Уиттьер так описывает сцену прокладывания зимних дорог в своей поэме «Снежный плен»:

"Next morn we wakened with the shout

Of merry voices high and clear;

And saw the teamsters drawing near

To break the drifted highways out.

Down the long hillside treading slow

We saw the half-buried oxen go,

Shaking the snow from heads uptost,

Their straining nostrils white with frost.

Before our door the straggling train

Drew up, an added team to gain.

The elders threshed their hands a-cold,

Passed, with the cider mug, their jokes

From lip to lip."

Так белая снежная пустыня и занесенные дороги благодаря жизнерадостному сотрудничеству превращаются в середины зимы в подобие визитов, где каждый сосед может обменяться приветствиями с другим — и стар и млад. Ибо школа, конечно же, не работает, и мальчишки толпятся на снегоочистителе или пробуют свои новые снегоступы, а мужчины из различных семей, не отправляющиеся с волами, запрягают сани, волокуши и легкие розвальни и следуют за снегоочистителем, и молодые люди пускают градом снежки в каждый дом, где живет какая-нибудь прекрасная дева. А днем у таверны открывается великое зрелище, куда более грандиозное в дотрезвеннические дни, чем теперь: десятки пар волов у дверей, конные навесы полны лошадей и саней, а внутри все парни и мужчины поселения. Существует соперничество в способах прокладывания дорог. Один дорожный мастер неизменно пользовался снегоочистителем; другой привязывал обычный плуг с обеих сторон к узким воловьим саням; третий применял тяжелую борону, утяжеленную набором стоявших на ней мальчишек. Это потрясающим образом разбивало сугробы. Глубокие сугробы часто приходится частично раскапывать вручную. После того как проложена дорога к таверне, на очереди оказываются дороги к школе, дому доктора и молитвенному дому.

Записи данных
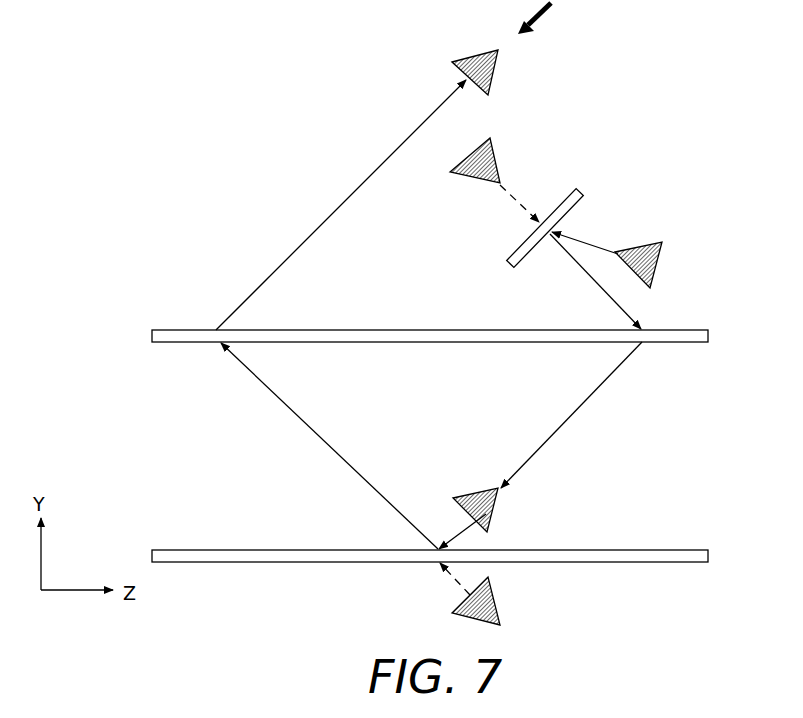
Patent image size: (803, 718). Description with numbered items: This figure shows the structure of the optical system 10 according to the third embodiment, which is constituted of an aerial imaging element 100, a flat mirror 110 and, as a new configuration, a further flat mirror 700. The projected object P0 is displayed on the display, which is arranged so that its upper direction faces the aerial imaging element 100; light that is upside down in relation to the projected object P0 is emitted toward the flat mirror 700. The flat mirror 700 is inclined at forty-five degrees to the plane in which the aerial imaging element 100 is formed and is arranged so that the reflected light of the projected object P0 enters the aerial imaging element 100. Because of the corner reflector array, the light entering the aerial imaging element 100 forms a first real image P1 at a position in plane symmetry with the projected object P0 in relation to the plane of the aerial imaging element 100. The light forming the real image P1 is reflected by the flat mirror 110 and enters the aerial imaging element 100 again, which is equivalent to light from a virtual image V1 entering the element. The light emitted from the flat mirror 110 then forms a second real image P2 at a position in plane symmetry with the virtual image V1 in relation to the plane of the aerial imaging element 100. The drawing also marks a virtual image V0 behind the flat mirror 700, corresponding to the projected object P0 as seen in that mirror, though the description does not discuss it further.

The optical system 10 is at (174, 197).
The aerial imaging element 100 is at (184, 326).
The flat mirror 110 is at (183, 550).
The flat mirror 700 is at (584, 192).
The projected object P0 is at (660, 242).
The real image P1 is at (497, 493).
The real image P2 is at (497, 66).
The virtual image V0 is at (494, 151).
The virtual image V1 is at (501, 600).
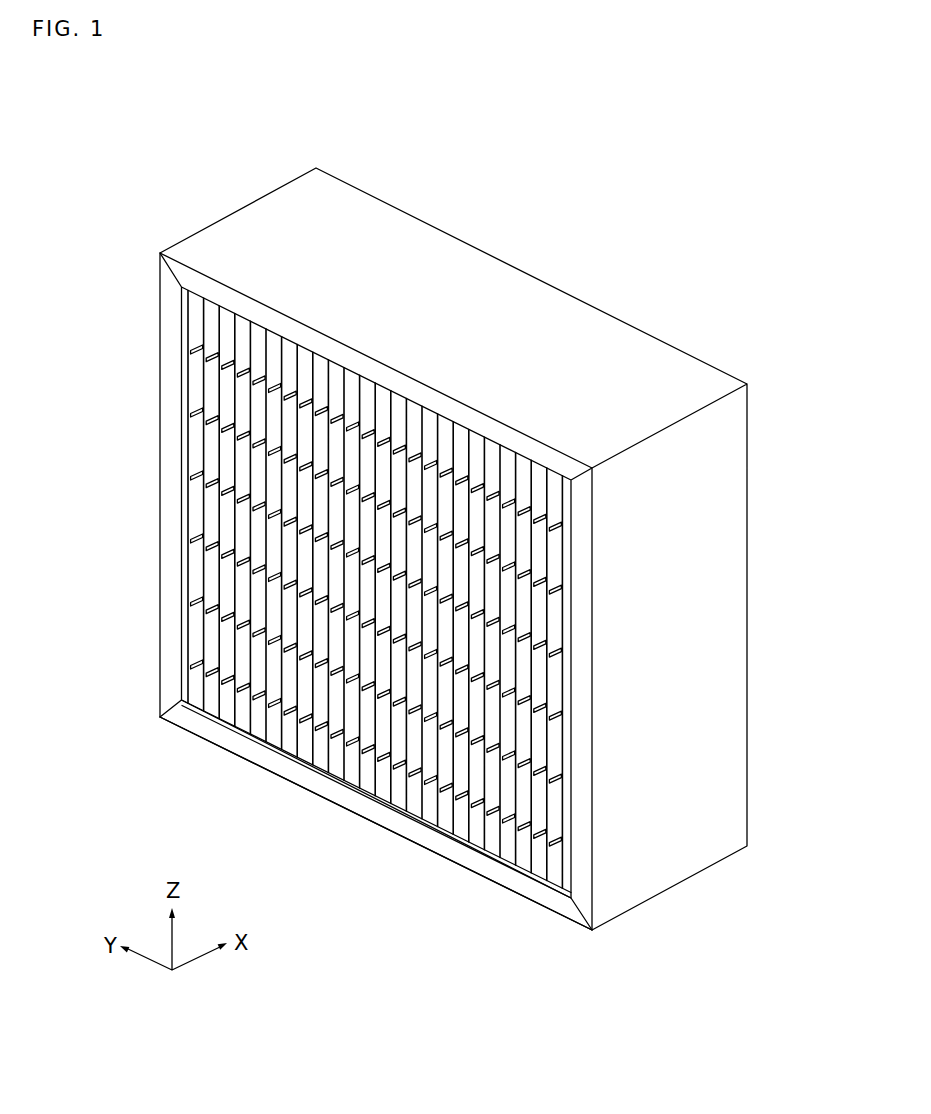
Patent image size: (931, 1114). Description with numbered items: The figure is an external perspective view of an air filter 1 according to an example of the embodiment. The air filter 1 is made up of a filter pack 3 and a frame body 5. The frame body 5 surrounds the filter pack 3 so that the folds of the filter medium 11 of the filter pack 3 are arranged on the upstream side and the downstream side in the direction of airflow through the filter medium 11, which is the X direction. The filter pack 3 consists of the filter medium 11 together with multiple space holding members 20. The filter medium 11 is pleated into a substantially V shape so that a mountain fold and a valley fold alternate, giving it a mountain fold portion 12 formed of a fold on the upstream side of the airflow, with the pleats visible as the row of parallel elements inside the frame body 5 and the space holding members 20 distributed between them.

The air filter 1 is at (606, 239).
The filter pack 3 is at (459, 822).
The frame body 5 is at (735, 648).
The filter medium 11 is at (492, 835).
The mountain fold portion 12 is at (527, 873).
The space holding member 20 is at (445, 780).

### Что нужно сделать
1. Чем, согласно тексту о зимних дорогах, третий дорожный мастер утяжелял тяжелую борону?
2. Перепишите без изменений фрагмент текста о зимних дорогах, начиная со слов «Down the long» и далее до слов «team to gain.».
Строки никак не связаны с текстом о зимних дорогах.

### Ответы к заданиям
1. Набором стоявших на ней мальчишек.

2.
Down the long hillside treading slow

We saw the half-buried oxen go,

Shaking the snow from heads uptost,

Their straining nostrils white with frost.

Before our door the straggling train

Drew up, an added team to gain.